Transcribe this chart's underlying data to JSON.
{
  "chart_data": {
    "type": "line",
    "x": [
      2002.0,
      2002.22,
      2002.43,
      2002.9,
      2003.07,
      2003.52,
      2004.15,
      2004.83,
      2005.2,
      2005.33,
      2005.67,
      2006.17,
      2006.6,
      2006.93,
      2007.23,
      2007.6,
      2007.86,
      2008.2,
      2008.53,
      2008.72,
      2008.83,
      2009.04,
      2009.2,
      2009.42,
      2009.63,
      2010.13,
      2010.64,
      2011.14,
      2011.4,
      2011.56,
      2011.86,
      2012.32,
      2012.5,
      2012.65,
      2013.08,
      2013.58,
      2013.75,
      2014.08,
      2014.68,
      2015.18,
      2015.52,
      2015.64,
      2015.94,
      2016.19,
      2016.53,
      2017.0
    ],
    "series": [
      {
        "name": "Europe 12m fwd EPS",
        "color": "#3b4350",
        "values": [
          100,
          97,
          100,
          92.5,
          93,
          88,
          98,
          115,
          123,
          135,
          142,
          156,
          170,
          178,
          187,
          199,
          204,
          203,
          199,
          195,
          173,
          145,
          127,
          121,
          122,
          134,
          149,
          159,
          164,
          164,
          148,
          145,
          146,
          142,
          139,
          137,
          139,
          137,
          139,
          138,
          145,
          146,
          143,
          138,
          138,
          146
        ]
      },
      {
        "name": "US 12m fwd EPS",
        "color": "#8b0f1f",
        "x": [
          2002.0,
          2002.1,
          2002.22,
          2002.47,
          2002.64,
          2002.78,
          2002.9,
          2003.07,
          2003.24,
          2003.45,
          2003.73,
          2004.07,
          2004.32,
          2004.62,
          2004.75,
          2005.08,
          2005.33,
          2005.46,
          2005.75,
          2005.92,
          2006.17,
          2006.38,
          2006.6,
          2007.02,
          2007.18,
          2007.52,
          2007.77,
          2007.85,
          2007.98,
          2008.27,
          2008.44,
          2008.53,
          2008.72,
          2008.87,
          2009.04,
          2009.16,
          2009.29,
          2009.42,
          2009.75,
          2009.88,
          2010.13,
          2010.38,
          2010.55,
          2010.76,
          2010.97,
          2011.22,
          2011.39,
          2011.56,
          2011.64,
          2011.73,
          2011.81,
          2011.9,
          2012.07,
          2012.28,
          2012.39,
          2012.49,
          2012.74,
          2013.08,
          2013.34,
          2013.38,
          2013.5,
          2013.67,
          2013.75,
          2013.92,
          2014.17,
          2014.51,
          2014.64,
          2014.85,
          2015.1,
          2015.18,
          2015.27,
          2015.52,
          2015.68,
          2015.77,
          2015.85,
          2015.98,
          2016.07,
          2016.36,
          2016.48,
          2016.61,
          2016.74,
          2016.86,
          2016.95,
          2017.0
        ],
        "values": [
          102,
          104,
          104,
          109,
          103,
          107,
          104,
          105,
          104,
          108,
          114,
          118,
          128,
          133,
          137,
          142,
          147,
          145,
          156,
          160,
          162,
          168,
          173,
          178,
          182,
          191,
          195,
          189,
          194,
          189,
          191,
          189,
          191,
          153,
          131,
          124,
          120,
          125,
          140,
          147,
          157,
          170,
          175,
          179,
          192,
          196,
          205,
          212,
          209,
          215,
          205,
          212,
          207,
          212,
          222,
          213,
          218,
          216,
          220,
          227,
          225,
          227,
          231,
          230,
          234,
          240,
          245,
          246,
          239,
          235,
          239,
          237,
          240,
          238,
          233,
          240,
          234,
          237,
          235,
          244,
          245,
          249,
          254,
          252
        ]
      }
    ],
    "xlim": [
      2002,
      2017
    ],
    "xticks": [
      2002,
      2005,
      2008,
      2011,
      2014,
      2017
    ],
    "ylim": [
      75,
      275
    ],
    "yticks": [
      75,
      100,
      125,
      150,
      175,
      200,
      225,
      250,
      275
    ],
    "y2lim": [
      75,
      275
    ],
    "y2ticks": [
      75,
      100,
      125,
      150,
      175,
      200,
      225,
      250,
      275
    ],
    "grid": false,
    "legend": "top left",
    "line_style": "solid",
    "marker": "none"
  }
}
=-=-=-=-=
Which lines contain "name"? Copy each of them.

FINAL ANSWER
        "name": "Europe 12m fwd EPS",
        "name": "US 12m fwd EPS",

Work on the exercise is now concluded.